> [WRITTEN EXERCISE] Write out every entry exactly as given, but omit the pictures.

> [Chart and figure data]
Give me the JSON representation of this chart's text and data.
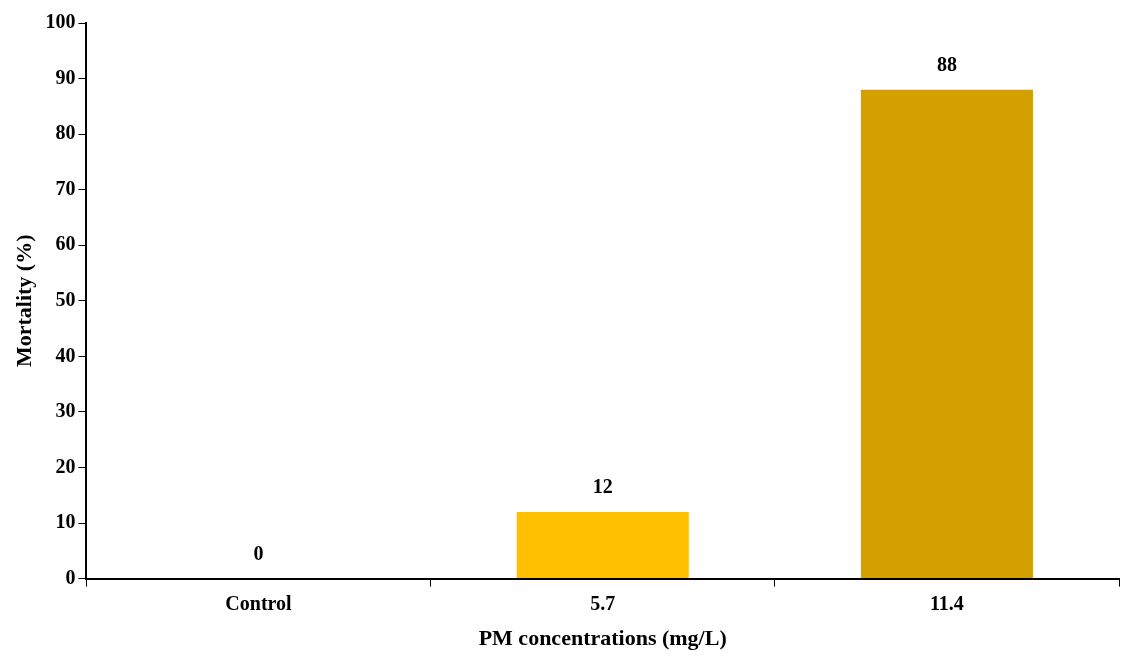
{
  "chart_data": {
    "type": "bar",
    "xlabel": "PM concentrations (mg/L)",
    "ylabel": "Mortality (%)",
    "categories": [
      "Control",
      "5.7",
      "11.4"
    ],
    "values": [
      0,
      12,
      88
    ],
    "colors": [
      "#ffc000",
      "#ffc000",
      "#d4a000"
    ],
    "ylim": [
      0,
      100
    ],
    "yticks": [
      0,
      10,
      20,
      30,
      40,
      50,
      60,
      70,
      80,
      90,
      100
    ],
    "grid": false,
    "legend": false,
    "data_labels": true
  }
}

> [EXERCISE ANSWER]
Give me the JSON representation of this chart's text and data.
{
  "chart_data": {
    "type": "bar",
    "xlabel": "PM concentrations (mg/L)",
    "ylabel": "Mortality (%)",
    "categories": [
      "Control",
      "5.7",
      "11.4"
    ],
    "values": [
      0,
      12,
      88
    ],
    "colors": [
      "#ffc000",
      "#ffc000",
      "#d4a000"
    ],
    "ylim": [
      0,
      100
    ],
    "yticks": [
      0,
      10,
      20,
      30,
      40,
      50,
      60,
      70,
      80,
      90,
      100
    ],
    "grid": false,
    "legend": false,
    "data_labels": true
  }
}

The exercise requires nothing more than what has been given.